Records from a collection

_ _ _ _ _

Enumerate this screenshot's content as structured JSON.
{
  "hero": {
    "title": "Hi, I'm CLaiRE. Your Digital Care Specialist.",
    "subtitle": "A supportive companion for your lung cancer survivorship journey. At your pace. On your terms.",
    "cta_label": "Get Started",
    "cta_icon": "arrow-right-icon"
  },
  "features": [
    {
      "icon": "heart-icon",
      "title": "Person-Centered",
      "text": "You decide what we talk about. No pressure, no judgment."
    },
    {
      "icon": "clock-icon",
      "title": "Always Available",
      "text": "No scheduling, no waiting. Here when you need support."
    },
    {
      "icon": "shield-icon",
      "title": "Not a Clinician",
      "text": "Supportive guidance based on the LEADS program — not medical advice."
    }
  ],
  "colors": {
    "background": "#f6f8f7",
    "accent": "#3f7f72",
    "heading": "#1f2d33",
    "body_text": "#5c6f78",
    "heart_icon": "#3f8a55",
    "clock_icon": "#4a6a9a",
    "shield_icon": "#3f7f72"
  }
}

_ _ _ _ _

■ **Job**: Reproduce the full listing exactly.

■ **The solution**:
Enumerate this screenshot's content as structured JSON.
{
  "hero": {
    "title": "Hi, I'm CLaiRE. Your Digital Care Specialist.",
    "subtitle": "A supportive companion for your lung cancer survivorship journey. At your pace. On your terms.",
    "cta_label": "Get Started",
    "cta_icon": "arrow-right-icon"
  },
  "features": [
    {
      "icon": "heart-icon",
      "title": "Person-Centered",
      "text": "You decide what we talk about. No pressure, no judgment."
    },
    {
      "icon": "clock-icon",
      "title": "Always Available",
      "text": "No scheduling, no waiting. Here when you need support."
    },
    {
      "icon": "shield-icon",
      "title": "Not a Clinician",
      "text": "Supportive guidance based on the LEADS program — not medical advice."
    }
  ],
  "colors": {
    "background": "#f6f8f7",
    "accent": "#3f7f72",
    "heading": "#1f2d33",
    "body_text": "#5c6f78",
    "heart_icon": "#3f8a55",
    "clock_icon": "#4a6a9a",
    "shield_icon": "#3f7f72"
  }
}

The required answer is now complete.